## EXERCISE INSTRUCTIONS
Repeat each line of the data below word for word.

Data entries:

— Start —

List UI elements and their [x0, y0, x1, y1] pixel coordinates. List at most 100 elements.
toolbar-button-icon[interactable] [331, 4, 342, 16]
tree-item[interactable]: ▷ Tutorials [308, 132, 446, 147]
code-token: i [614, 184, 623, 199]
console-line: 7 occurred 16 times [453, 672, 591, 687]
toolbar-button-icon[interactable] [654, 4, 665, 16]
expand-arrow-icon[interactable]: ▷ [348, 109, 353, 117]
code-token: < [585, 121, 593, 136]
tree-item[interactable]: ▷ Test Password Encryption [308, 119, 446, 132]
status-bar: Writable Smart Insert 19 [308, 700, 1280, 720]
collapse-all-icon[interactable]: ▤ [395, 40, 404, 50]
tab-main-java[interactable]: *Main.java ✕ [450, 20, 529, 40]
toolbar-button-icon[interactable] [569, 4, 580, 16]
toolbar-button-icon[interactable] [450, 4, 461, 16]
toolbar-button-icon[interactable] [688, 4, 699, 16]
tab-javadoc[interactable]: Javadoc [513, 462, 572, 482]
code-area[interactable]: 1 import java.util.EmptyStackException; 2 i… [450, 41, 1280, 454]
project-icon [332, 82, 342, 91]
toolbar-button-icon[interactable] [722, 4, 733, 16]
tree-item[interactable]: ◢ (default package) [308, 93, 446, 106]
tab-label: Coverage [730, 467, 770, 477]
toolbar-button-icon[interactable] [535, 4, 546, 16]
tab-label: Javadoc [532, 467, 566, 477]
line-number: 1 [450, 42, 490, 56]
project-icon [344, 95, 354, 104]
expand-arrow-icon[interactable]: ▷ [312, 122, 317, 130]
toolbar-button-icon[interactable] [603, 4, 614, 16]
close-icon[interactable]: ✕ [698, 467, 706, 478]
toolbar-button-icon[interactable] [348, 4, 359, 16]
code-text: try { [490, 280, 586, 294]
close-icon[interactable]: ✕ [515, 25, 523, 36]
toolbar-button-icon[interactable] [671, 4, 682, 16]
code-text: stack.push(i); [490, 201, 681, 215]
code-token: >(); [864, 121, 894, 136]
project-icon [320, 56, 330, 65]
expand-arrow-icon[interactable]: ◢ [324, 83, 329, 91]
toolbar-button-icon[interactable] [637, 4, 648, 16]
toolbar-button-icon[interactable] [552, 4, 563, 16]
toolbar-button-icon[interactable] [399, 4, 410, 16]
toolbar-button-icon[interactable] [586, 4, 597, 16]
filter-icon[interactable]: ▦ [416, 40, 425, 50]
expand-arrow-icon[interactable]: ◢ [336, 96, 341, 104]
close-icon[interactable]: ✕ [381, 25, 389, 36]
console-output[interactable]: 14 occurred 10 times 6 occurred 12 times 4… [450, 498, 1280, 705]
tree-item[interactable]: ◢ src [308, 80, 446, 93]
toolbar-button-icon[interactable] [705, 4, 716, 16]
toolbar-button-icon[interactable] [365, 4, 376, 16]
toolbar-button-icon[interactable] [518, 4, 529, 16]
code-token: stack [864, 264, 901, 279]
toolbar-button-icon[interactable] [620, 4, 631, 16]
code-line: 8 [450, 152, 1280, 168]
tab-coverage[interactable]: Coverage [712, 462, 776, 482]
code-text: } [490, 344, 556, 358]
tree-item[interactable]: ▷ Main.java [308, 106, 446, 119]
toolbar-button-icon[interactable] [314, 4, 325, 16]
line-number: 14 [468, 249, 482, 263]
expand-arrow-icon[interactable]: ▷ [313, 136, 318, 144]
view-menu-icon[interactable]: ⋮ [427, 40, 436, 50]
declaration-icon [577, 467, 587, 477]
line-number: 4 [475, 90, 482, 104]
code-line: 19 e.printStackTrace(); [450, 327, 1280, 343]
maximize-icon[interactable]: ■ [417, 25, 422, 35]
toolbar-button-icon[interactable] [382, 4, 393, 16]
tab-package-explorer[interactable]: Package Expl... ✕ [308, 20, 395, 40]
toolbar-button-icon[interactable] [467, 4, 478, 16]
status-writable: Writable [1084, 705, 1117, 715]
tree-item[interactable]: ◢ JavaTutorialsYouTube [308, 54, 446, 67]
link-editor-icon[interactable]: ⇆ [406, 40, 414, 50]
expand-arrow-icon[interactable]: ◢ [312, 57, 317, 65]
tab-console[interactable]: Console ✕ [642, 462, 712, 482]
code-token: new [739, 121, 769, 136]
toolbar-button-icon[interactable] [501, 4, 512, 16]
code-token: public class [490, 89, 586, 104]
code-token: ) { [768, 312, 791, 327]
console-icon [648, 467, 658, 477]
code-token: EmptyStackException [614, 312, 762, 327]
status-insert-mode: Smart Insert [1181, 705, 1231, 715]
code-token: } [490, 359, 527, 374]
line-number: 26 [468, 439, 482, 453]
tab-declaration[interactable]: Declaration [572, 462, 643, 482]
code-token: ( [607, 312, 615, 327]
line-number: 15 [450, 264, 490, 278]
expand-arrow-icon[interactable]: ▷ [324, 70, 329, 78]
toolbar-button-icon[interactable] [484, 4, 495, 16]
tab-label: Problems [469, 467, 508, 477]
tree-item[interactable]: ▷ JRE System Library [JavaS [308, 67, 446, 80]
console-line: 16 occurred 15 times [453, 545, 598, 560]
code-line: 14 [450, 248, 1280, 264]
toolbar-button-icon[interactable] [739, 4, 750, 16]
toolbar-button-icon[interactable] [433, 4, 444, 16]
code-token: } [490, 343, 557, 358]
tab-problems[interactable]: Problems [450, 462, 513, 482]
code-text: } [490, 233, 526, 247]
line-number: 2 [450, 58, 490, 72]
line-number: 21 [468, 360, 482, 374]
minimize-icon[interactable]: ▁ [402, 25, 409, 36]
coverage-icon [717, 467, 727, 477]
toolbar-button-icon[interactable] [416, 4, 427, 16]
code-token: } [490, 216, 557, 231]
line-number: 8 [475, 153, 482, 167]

— End —

## ANSWER TO THIS TASK
List UI elements and their [x0, y0, x1, y1] pixel coordinates. List at most 100 elements.
toolbar-button-icon[interactable] [331, 4, 342, 16]
tree-item[interactable]: ▷ Tutorials [308, 132, 446, 147]
code-token: i [614, 184, 623, 199]
console-line: 7 occurred 16 times [453, 672, 591, 687]
toolbar-button-icon[interactable] [654, 4, 665, 16]
expand-arrow-icon[interactable]: ▷ [348, 109, 353, 117]
code-token: < [585, 121, 593, 136]
tree-item[interactable]: ▷ Test Password Encryption [308, 119, 446, 132]
status-bar: Writable Smart Insert 19 [308, 700, 1280, 720]
collapse-all-icon[interactable]: ▤ [395, 40, 404, 50]
tab-main-java[interactable]: *Main.java ✕ [450, 20, 529, 40]
toolbar-button-icon[interactable] [569, 4, 580, 16]
toolbar-button-icon[interactable] [450, 4, 461, 16]
toolbar-button-icon[interactable] [688, 4, 699, 16]
tab-javadoc[interactable]: Javadoc [513, 462, 572, 482]
code-area[interactable]: 1 import java.util.EmptyStackException; 2 i… [450, 41, 1280, 454]
project-icon [332, 82, 342, 91]
toolbar-button-icon[interactable] [722, 4, 733, 16]
tree-item[interactable]: ◢ (default package) [308, 93, 446, 106]
tab-label: Coverage [730, 467, 770, 477]
toolbar-button-icon[interactable] [535, 4, 546, 16]
tab-label: Javadoc [532, 467, 566, 477]
line-number: 1 [450, 42, 490, 56]
project-icon [344, 95, 354, 104]
expand-arrow-icon[interactable]: ▷ [312, 122, 317, 130]
toolbar-button-icon[interactable] [603, 4, 614, 16]
close-icon[interactable]: ✕ [698, 467, 706, 478]
toolbar-button-icon[interactable] [348, 4, 359, 16]
code-text: try { [490, 280, 586, 294]
close-icon[interactable]: ✕ [515, 25, 523, 36]
toolbar-button-icon[interactable] [671, 4, 682, 16]
code-text: stack.push(i); [490, 201, 681, 215]
code-token: >(); [864, 121, 894, 136]
project-icon [320, 56, 330, 65]
expand-arrow-icon[interactable]: ◢ [324, 83, 329, 91]
toolbar-button-icon[interactable] [637, 4, 648, 16]
toolbar-button-icon[interactable] [552, 4, 563, 16]
toolbar-button-icon[interactable] [399, 4, 410, 16]
toolbar-button-icon[interactable] [586, 4, 597, 16]
filter-icon[interactable]: ▦ [416, 40, 425, 50]
expand-arrow-icon[interactable]: ◢ [336, 96, 341, 104]
close-icon[interactable]: ✕ [381, 25, 389, 36]
console-output[interactable]: 14 occurred 10 times 6 occurred 12 times 4… [450, 498, 1280, 705]
tree-item[interactable]: ◢ src [308, 80, 446, 93]
toolbar-button-icon[interactable] [705, 4, 716, 16]
toolbar-button-icon[interactable] [365, 4, 376, 16]
toolbar-button-icon[interactable] [518, 4, 529, 16]
code-token: stack [864, 264, 901, 279]
toolbar-button-icon[interactable] [620, 4, 631, 16]
code-line: 8 [450, 152, 1280, 168]
tab-coverage[interactable]: Coverage [712, 462, 776, 482]
code-text: } [490, 344, 556, 358]
tree-item[interactable]: ▷ Main.java [308, 106, 446, 119]
toolbar-button-icon[interactable] [314, 4, 325, 16]
line-number: 14 [468, 249, 482, 263]
expand-arrow-icon[interactable]: ▷ [313, 136, 318, 144]
view-menu-icon[interactable]: ⋮ [427, 40, 436, 50]
declaration-icon [577, 467, 587, 477]
line-number: 4 [475, 90, 482, 104]
code-line: 19 e.printStackTrace(); [450, 327, 1280, 343]
maximize-icon[interactable]: ■ [417, 25, 422, 35]
toolbar-button-icon[interactable] [382, 4, 393, 16]
tab-package-explorer[interactable]: Package Expl... ✕ [308, 20, 395, 40]
toolbar-button-icon[interactable] [467, 4, 478, 16]
status-writable: Writable [1084, 705, 1117, 715]
tree-item[interactable]: ◢ JavaTutorialsYouTube [308, 54, 446, 67]
link-editor-icon[interactable]: ⇆ [406, 40, 414, 50]
expand-arrow-icon[interactable]: ◢ [312, 57, 317, 65]
tab-console[interactable]: Console ✕ [642, 462, 712, 482]
code-token: new [739, 121, 769, 136]
toolbar-button-icon[interactable] [501, 4, 512, 16]
code-token: public class [490, 89, 586, 104]
code-token: ) { [768, 312, 791, 327]
console-icon [648, 467, 658, 477]
code-token: EmptyStackException [614, 312, 762, 327]
status-insert-mode: Smart Insert [1181, 705, 1231, 715]
code-token: } [490, 359, 527, 374]
line-number: 26 [468, 439, 482, 453]
tab-declaration[interactable]: Declaration [572, 462, 643, 482]
code-token: ( [607, 312, 615, 327]
line-number: 15 [450, 264, 490, 278]
expand-arrow-icon[interactable]: ▷ [324, 70, 329, 78]
toolbar-button-icon[interactable] [484, 4, 495, 16]
tab-label: Problems [469, 467, 508, 477]
tree-item[interactable]: ▷ JRE System Library [JavaS [308, 67, 446, 80]
console-line: 16 occurred 15 times [453, 545, 598, 560]
code-line: 14 [450, 248, 1280, 264]
toolbar-button-icon[interactable] [739, 4, 750, 16]
toolbar-button-icon[interactable] [433, 4, 444, 16]
code-token: } [490, 343, 557, 358]
tab-problems[interactable]: Problems [450, 462, 513, 482]
code-text: } [490, 233, 526, 247]
line-number: 2 [450, 58, 490, 72]
line-number: 21 [468, 360, 482, 374]
minimize-icon[interactable]: ▁ [402, 25, 409, 36]
coverage-icon [717, 467, 727, 477]
toolbar-button-icon[interactable] [416, 4, 427, 16]
code-token: } [490, 216, 557, 231]
line-number: 8 [475, 153, 482, 167]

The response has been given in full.